**What to do**
Consider the data that follows and state how many lines contain the string "only", using the number alone.

____ Records to process

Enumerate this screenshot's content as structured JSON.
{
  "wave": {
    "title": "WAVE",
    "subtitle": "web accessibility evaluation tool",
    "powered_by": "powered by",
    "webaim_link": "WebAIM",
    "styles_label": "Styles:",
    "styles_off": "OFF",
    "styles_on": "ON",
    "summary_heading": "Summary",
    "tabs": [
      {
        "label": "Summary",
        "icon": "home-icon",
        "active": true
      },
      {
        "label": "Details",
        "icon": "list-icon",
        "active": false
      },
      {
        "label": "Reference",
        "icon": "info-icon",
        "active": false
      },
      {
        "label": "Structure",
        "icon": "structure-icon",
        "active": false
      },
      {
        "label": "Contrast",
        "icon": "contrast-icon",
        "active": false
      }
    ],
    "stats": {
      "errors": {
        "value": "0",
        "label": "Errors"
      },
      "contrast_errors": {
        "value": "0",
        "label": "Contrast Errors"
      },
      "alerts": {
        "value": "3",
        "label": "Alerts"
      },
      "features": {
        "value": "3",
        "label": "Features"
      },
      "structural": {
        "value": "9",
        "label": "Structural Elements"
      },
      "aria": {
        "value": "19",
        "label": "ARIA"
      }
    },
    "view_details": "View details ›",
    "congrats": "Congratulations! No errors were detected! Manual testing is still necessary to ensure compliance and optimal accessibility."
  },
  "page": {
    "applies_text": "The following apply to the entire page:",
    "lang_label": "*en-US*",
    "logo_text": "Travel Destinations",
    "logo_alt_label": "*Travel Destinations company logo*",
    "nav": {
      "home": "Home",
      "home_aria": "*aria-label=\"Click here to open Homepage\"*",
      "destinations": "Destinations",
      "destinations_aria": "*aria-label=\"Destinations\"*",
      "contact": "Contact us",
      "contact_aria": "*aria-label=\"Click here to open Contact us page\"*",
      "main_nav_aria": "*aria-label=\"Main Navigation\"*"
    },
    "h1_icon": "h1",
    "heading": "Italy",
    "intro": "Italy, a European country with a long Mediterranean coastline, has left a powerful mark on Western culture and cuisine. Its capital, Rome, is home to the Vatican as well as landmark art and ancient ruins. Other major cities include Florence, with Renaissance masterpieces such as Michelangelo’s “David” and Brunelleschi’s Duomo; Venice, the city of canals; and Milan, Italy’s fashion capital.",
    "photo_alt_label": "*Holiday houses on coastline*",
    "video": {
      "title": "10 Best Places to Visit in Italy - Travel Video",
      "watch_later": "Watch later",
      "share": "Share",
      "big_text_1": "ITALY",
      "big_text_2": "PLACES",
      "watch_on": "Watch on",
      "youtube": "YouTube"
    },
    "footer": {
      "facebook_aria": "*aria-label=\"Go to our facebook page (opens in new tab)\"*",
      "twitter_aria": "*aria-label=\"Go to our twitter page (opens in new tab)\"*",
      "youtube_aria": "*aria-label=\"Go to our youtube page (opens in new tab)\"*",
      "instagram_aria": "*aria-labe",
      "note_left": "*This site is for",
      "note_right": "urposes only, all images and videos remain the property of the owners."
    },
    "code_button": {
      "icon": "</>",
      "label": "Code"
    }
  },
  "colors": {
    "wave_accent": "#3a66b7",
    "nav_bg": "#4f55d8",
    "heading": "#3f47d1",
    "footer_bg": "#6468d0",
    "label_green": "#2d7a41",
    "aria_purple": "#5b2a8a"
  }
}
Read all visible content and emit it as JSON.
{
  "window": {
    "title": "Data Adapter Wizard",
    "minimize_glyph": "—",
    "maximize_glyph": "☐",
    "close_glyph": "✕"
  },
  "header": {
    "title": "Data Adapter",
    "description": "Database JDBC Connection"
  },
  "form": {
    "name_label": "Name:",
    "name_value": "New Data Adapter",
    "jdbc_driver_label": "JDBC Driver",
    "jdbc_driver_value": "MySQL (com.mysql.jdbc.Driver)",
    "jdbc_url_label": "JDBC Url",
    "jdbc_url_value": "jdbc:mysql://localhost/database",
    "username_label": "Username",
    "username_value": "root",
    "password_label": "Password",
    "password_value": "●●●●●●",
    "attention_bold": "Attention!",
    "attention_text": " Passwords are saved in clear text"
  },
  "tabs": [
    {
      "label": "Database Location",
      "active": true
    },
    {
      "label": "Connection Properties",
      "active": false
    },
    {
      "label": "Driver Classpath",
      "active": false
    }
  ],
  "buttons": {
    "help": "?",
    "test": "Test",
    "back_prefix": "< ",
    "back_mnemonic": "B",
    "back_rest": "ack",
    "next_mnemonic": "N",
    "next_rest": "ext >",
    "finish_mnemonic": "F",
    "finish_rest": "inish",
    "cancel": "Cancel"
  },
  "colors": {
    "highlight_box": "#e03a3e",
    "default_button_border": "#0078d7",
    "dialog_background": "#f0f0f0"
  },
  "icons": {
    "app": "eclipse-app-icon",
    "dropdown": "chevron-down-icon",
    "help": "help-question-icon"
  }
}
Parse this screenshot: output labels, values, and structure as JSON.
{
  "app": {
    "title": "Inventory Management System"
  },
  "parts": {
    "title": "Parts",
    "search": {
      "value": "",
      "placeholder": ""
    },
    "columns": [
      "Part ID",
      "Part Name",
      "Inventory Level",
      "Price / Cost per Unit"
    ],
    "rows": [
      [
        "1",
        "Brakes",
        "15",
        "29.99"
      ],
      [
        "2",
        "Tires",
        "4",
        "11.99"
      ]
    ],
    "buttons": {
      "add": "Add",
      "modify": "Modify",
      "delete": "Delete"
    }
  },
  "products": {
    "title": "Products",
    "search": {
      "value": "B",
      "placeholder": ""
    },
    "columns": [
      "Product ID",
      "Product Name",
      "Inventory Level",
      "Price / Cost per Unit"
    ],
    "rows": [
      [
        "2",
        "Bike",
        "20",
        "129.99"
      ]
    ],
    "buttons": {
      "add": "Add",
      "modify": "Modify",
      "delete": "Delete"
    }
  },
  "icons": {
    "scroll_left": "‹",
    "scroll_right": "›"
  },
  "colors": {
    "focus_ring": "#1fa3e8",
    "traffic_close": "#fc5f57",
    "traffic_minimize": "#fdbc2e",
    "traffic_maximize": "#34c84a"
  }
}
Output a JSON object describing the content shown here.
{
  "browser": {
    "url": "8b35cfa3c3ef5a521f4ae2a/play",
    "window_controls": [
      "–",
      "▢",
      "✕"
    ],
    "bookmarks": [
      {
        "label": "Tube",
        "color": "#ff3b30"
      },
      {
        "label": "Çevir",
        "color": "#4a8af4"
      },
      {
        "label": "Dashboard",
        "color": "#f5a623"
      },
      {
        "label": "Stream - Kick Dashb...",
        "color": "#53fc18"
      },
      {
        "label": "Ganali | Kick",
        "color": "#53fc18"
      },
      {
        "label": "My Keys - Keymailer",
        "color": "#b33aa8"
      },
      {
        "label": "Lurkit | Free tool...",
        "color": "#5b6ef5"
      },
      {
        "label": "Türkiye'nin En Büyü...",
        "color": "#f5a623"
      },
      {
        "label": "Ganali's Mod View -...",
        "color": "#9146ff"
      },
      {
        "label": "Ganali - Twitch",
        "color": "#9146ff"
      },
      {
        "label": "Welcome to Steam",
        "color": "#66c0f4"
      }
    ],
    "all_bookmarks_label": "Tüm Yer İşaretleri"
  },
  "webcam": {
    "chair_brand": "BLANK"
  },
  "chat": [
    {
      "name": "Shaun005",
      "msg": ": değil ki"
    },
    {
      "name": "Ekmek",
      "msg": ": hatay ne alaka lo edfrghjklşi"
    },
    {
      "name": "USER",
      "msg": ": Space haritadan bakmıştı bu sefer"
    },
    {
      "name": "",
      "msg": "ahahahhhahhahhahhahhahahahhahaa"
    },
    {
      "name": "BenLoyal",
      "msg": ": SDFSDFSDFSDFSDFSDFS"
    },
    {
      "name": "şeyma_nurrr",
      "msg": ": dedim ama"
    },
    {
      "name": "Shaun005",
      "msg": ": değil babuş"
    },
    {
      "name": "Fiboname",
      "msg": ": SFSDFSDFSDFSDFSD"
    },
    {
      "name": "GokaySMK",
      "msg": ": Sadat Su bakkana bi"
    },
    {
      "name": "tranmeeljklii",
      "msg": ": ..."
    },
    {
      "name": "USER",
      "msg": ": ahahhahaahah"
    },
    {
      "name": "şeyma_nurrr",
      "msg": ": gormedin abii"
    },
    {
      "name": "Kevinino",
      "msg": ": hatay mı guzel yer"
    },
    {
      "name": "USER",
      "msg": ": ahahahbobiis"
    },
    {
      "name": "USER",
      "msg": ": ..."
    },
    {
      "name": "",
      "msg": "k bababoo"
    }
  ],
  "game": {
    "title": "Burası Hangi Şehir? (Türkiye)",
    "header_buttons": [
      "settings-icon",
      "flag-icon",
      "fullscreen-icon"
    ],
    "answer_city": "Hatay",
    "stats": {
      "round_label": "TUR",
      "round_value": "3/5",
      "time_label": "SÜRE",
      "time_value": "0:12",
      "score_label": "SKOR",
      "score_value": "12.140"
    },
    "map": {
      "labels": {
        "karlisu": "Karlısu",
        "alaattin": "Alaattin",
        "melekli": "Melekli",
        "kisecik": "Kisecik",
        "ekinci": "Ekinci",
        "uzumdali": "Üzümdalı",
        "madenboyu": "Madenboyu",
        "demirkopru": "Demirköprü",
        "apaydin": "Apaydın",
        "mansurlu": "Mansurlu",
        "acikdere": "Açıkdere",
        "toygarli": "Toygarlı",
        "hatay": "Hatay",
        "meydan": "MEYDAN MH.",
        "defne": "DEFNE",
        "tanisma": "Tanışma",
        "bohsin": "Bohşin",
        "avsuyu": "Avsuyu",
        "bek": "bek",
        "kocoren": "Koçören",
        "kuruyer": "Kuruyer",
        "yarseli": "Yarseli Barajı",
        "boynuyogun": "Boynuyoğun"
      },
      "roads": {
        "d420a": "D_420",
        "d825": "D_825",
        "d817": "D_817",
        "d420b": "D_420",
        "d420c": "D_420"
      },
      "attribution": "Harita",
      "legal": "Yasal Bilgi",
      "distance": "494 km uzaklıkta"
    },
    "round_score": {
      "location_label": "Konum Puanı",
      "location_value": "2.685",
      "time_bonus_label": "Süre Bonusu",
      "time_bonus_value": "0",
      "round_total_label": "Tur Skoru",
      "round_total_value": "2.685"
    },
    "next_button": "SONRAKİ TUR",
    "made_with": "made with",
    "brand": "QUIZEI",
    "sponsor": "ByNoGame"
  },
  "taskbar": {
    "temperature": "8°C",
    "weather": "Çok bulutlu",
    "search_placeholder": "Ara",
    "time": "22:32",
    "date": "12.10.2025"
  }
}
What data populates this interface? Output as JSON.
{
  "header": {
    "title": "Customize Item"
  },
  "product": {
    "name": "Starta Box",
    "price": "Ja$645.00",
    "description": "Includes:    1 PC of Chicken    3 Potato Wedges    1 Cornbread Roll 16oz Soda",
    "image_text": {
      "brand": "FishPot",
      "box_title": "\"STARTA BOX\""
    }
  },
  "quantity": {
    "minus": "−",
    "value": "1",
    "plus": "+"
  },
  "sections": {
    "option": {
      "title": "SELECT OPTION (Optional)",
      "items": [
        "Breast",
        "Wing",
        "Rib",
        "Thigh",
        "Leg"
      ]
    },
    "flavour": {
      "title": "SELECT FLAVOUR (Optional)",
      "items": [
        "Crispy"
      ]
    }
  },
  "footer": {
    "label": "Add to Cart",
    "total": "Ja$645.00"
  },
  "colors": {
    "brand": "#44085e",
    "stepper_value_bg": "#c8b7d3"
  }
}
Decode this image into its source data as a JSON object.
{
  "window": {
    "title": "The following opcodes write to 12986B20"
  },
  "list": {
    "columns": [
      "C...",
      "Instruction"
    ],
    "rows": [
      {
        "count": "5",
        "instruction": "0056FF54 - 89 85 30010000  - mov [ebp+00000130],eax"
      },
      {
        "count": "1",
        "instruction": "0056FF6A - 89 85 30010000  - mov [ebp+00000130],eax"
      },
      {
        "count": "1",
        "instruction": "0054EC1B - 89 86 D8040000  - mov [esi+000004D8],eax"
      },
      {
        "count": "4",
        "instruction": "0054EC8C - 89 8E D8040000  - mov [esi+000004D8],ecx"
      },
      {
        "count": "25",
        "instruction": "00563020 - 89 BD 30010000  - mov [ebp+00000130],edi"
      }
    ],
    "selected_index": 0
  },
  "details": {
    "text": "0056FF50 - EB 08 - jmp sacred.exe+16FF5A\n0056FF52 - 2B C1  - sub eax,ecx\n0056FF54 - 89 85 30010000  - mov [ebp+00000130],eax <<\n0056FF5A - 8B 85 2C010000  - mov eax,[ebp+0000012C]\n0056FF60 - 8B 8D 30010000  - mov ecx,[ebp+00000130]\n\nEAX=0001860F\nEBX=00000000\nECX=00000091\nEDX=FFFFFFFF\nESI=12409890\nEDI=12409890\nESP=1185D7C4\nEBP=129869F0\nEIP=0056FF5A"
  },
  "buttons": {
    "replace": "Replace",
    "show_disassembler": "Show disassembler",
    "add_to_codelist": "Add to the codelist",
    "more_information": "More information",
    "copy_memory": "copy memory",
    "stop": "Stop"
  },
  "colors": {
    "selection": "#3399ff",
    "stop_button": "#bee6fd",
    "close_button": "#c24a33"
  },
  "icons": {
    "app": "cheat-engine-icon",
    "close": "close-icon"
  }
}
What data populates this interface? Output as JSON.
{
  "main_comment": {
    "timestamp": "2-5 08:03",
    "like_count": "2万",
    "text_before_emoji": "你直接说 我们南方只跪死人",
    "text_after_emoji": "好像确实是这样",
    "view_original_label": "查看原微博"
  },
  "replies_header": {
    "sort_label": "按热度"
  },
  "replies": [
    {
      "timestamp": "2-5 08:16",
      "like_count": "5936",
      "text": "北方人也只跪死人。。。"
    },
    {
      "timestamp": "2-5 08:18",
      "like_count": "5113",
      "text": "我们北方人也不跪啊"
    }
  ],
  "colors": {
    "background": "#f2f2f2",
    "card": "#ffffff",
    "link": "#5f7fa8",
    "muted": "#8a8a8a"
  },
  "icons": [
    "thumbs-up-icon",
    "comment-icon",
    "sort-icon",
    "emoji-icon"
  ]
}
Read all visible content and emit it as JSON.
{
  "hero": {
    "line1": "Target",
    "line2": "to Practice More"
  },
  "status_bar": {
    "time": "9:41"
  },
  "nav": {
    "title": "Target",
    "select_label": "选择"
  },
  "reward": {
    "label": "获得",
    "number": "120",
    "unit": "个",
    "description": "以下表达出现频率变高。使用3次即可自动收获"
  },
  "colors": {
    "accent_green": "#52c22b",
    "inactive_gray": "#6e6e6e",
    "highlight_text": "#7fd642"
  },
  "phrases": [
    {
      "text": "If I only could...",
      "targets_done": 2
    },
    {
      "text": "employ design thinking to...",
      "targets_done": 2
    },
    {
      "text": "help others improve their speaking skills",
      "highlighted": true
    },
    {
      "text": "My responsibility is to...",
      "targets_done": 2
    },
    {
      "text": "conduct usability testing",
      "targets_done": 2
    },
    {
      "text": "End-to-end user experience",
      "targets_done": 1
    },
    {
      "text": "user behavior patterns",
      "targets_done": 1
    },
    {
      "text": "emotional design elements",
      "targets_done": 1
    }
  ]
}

________

**Answer**
2